▶ [Required work] Without the images, write out all of the following entries exactly.

▶ [Data in this exercise]
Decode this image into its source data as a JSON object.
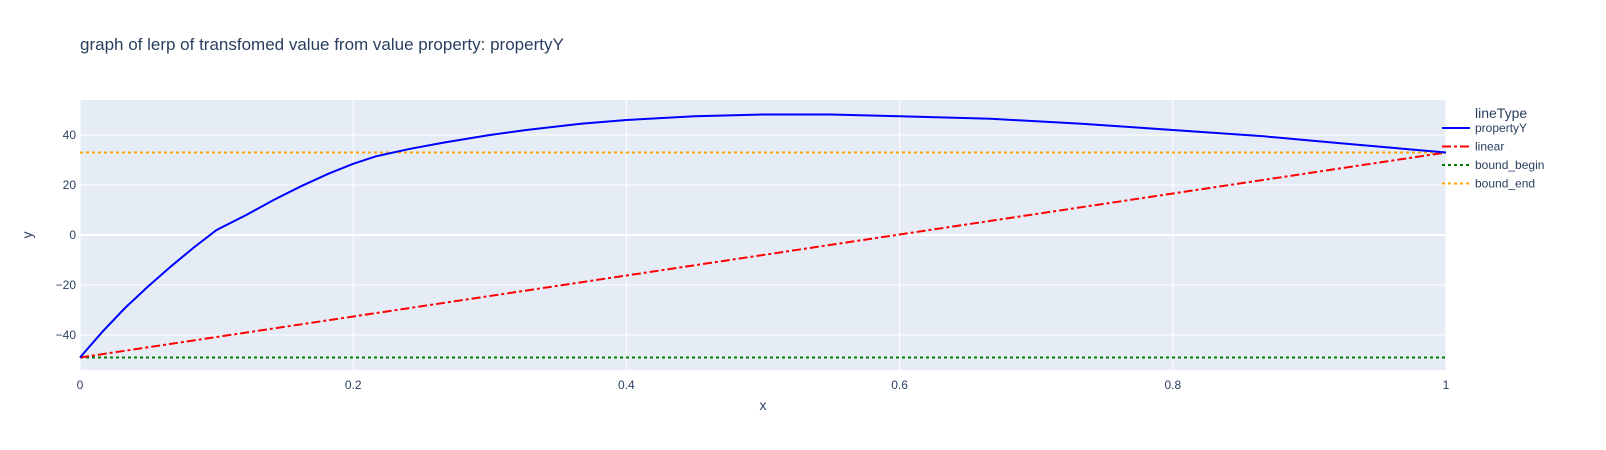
{
  "chart_data": {
    "type": "line",
    "title": "graph of lerp of transfomed value from value property:  propertyY",
    "xlabel": "x",
    "ylabel": "y",
    "xlim": [
      0,
      1
    ],
    "ylim": [
      -54,
      54
    ],
    "x_ticks": [
      0,
      0.2,
      0.4,
      0.6,
      0.8,
      1
    ],
    "x_tick_labels": [
      "0",
      "0.2",
      "0.4",
      "0.6",
      "0.8",
      "1"
    ],
    "y_ticks": [
      -40,
      -20,
      0,
      20,
      40
    ],
    "y_tick_labels": [
      "−40",
      "−20",
      "0",
      "20",
      "40"
    ],
    "grid": true,
    "legend": {
      "title": "lineType",
      "placement": "right"
    },
    "series": [
      {
        "name": "propertyY",
        "color": "#0000ff",
        "dash": "solid",
        "x": [
          0,
          0.0167,
          0.0333,
          0.05,
          0.0667,
          0.0833,
          0.1,
          0.1217,
          0.1417,
          0.1617,
          0.1817,
          0.2,
          0.2167,
          0.2417,
          0.2667,
          0.3,
          0.3267,
          0.3667,
          0.4,
          0.45,
          0.5,
          0.55,
          0.6,
          0.6667,
          0.7333,
          0.8,
          0.8667,
          0.9167,
          0.9583,
          1
        ],
        "y": [
          -49,
          -38.5,
          -29,
          -20.5,
          -12.5,
          -5,
          2,
          8,
          14,
          19.5,
          24.5,
          28.5,
          31.5,
          34.5,
          37,
          40,
          42,
          44.5,
          46,
          47.5,
          48.2,
          48.2,
          47.5,
          46.5,
          44.5,
          42,
          39.5,
          37,
          35,
          33
        ]
      },
      {
        "name": "linear",
        "color": "#ff0000",
        "dash": "dashdot",
        "x": [
          0,
          1
        ],
        "y": [
          -49,
          33
        ]
      },
      {
        "name": "bound_begin",
        "color": "#008000",
        "dash": "dot",
        "x": [
          0,
          1
        ],
        "y": [
          -49,
          -49
        ]
      },
      {
        "name": "bound_end",
        "color": "#ffa500",
        "dash": "dot",
        "x": [
          0,
          1
        ],
        "y": [
          33,
          33
        ]
      }
    ]
  }
}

▶ [Task output]
Decode this image into its source data as a JSON object.
{
  "chart_data": {
    "type": "line",
    "title": "graph of lerp of transfomed value from value property:  propertyY",
    "xlabel": "x",
    "ylabel": "y",
    "xlim": [
      0,
      1
    ],
    "ylim": [
      -54,
      54
    ],
    "x_ticks": [
      0,
      0.2,
      0.4,
      0.6,
      0.8,
      1
    ],
    "x_tick_labels": [
      "0",
      "0.2",
      "0.4",
      "0.6",
      "0.8",
      "1"
    ],
    "y_ticks": [
      -40,
      -20,
      0,
      20,
      40
    ],
    "y_tick_labels": [
      "−40",
      "−20",
      "0",
      "20",
      "40"
    ],
    "grid": true,
    "legend": {
      "title": "lineType",
      "placement": "right"
    },
    "series": [
      {
        "name": "propertyY",
        "color": "#0000ff",
        "dash": "solid",
        "x": [
          0,
          0.0167,
          0.0333,
          0.05,
          0.0667,
          0.0833,
          0.1,
          0.1217,
          0.1417,
          0.1617,
          0.1817,
          0.2,
          0.2167,
          0.2417,
          0.2667,
          0.3,
          0.3267,
          0.3667,
          0.4,
          0.45,
          0.5,
          0.55,
          0.6,
          0.6667,
          0.7333,
          0.8,
          0.8667,
          0.9167,
          0.9583,
          1
        ],
        "y": [
          -49,
          -38.5,
          -29,
          -20.5,
          -12.5,
          -5,
          2,
          8,
          14,
          19.5,
          24.5,
          28.5,
          31.5,
          34.5,
          37,
          40,
          42,
          44.5,
          46,
          47.5,
          48.2,
          48.2,
          47.5,
          46.5,
          44.5,
          42,
          39.5,
          37,
          35,
          33
        ]
      },
      {
        "name": "linear",
        "color": "#ff0000",
        "dash": "dashdot",
        "x": [
          0,
          1
        ],
        "y": [
          -49,
          33
        ]
      },
      {
        "name": "bound_begin",
        "color": "#008000",
        "dash": "dot",
        "x": [
          0,
          1
        ],
        "y": [
          -49,
          -49
        ]
      },
      {
        "name": "bound_end",
        "color": "#ffa500",
        "dash": "dot",
        "x": [
          0,
          1
        ],
        "y": [
          33,
          33
        ]
      }
    ]
  }
}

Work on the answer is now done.